• What needs to be done:
Here are some records; quote them exactly, leaving out the pictures.

━━━ Data to process

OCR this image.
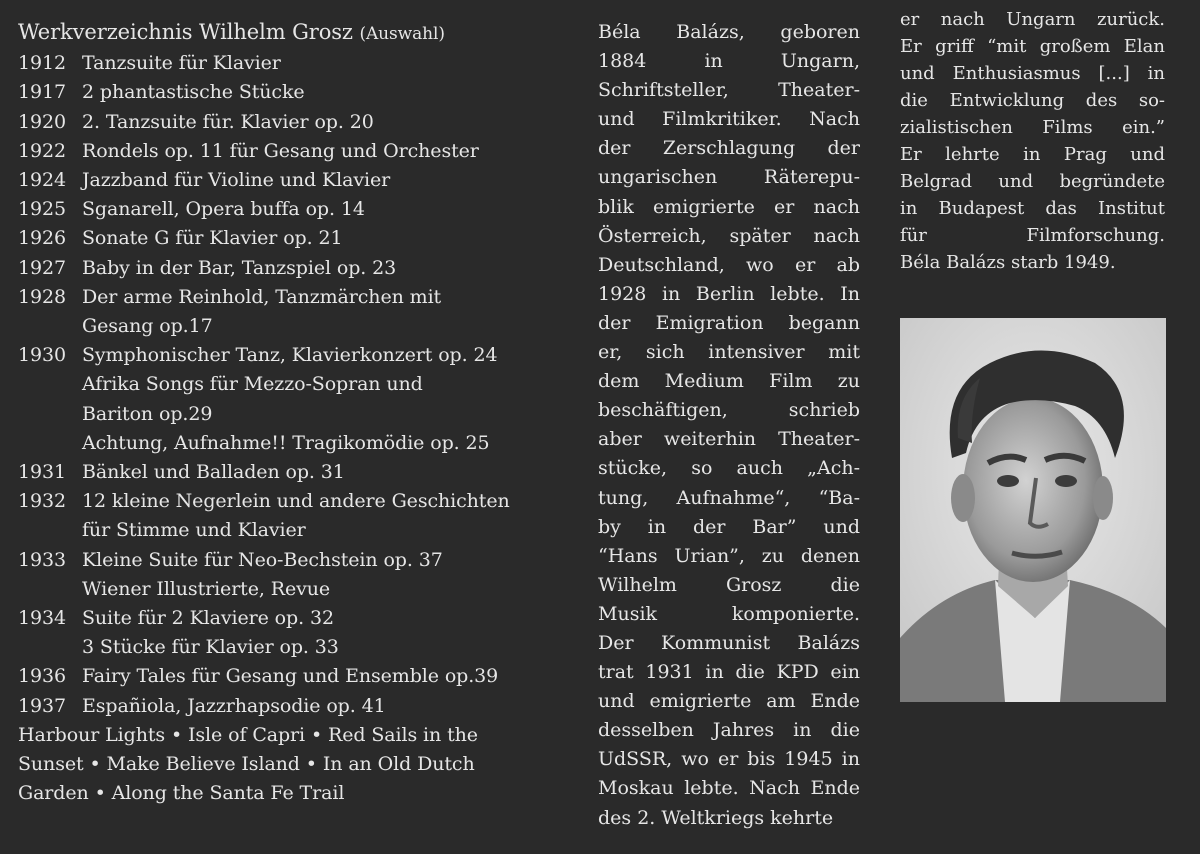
Werkverzeichnis Wilhelm Grosz (Auswahl)
1912 Tanzsuite für Klavier
1917 2 phantastische Stücke
1920 2. Tanzsuite für. Klavier op. 20
1922 Rondels op. 11 für Gesang und Orchester
1924 Jazzband für Violine und Klavier
1925 Sganarell, Opera buffa op. 14
1926 Sonate G für Klavier op. 21
1927 Baby in der Bar, Tanzspiel op. 23
1928 Der arme Reinhold, Tanzmärchen mit
Gesang op.17
1930 Symphonischer Tanz, Klavierkonzert op. 24
Afrika Songs für Mezzo-Sopran und
Bariton op.29
Achtung, Aufnahme!! Tragikomödie op. 25
1931 Bänkel und Balladen op. 31
1932 12 kleine Negerlein und andere Geschichten
für Stimme und Klavier
1933 Kleine Suite für Neo-Bechstein op. 37
Wiener Illustrierte, Revue
1934 Suite für 2 Klaviere op. 32
3 Stücke für Klavier op. 33
1936 Fairy Tales für Gesang und Ensemble op.39
1937 Españiola, Jazzrhapsodie op. 41
Harbour Lights • Isle of Capri • Red Sails in the
Sunset • Make Believe Island • In an Old Dutch
Garden • Along the Santa Fe Trail
Béla Balázs, geboren
1884 in Ungarn,
Schriftsteller, Theater-
und Filmkritiker. Nach
der Zerschlagung der
ungarischen Räterepu-
blik emigrierte er nach
Österreich, später nach
Deutschland, wo er ab
1928 in Berlin lebte. In
der Emigration begann
er, sich intensiver mit
dem Medium Film zu
beschäftigen, schrieb
aber weiterhin Theater-
stücke, so auch „Ach-
tung, Aufnahme“, “Ba-
by in der Bar” und
“Hans Urian”, zu denen
Wilhelm Grosz die
Musik komponierte.
Der Kommunist Balázs
trat 1931 in die KPD ein
und emigrierte am Ende
desselben Jahres in die
UdSSR, wo er bis 1945 in
Moskau lebte. Nach Ende
des 2. Weltkriegs kehrte
er nach Ungarn zurück.
Er griff “mit großem Elan
und Enthusiasmus [...] in
die Entwicklung des so-
zialistischen Films ein.”
Er lehrte in Prag und
Belgrad und begründete
in Budapest das Institut
für Filmforschung.
Béla Balázs starb 1949.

━━━━━━

• Exercise result:
OCR this image.
Werkverzeichnis Wilhelm Grosz (Auswahl)
1912 Tanzsuite für Klavier
1917 2 phantastische Stücke
1920 2. Tanzsuite für. Klavier op. 20
1922 Rondels op. 11 für Gesang und Orchester
1924 Jazzband für Violine und Klavier
1925 Sganarell, Opera buffa op. 14
1926 Sonate G für Klavier op. 21
1927 Baby in der Bar, Tanzspiel op. 23
1928 Der arme Reinhold, Tanzmärchen mit
Gesang op.17
1930 Symphonischer Tanz, Klavierkonzert op. 24
Afrika Songs für Mezzo-Sopran und
Bariton op.29
Achtung, Aufnahme!! Tragikomödie op. 25
1931 Bänkel und Balladen op. 31
1932 12 kleine Negerlein und andere Geschichten
für Stimme und Klavier
1933 Kleine Suite für Neo-Bechstein op. 37
Wiener Illustrierte, Revue
1934 Suite für 2 Klaviere op. 32
3 Stücke für Klavier op. 33
1936 Fairy Tales für Gesang und Ensemble op.39
1937 Españiola, Jazzrhapsodie op. 41
Harbour Lights • Isle of Capri • Red Sails in the
Sunset • Make Believe Island • In an Old Dutch
Garden • Along the Santa Fe Trail
Béla Balázs, geboren
1884 in Ungarn,
Schriftsteller, Theater-
und Filmkritiker. Nach
der Zerschlagung der
ungarischen Räterepu-
blik emigrierte er nach
Österreich, später nach
Deutschland, wo er ab
1928 in Berlin lebte. In
der Emigration begann
er, sich intensiver mit
dem Medium Film zu
beschäftigen, schrieb
aber weiterhin Theater-
stücke, so auch „Ach-
tung, Aufnahme“, “Ba-
by in der Bar” und
“Hans Urian”, zu denen
Wilhelm Grosz die
Musik komponierte.
Der Kommunist Balázs
trat 1931 in die KPD ein
und emigrierte am Ende
desselben Jahres in die
UdSSR, wo er bis 1945 in
Moskau lebte. Nach Ende
des 2. Weltkriegs kehrte
er nach Ungarn zurück.
Er griff “mit großem Elan
und Enthusiasmus [...] in
die Entwicklung des so-
zialistischen Films ein.”
Er lehrte in Prag und
Belgrad und begründete
in Budapest das Institut
für Filmforschung.
Béla Balázs starb 1949.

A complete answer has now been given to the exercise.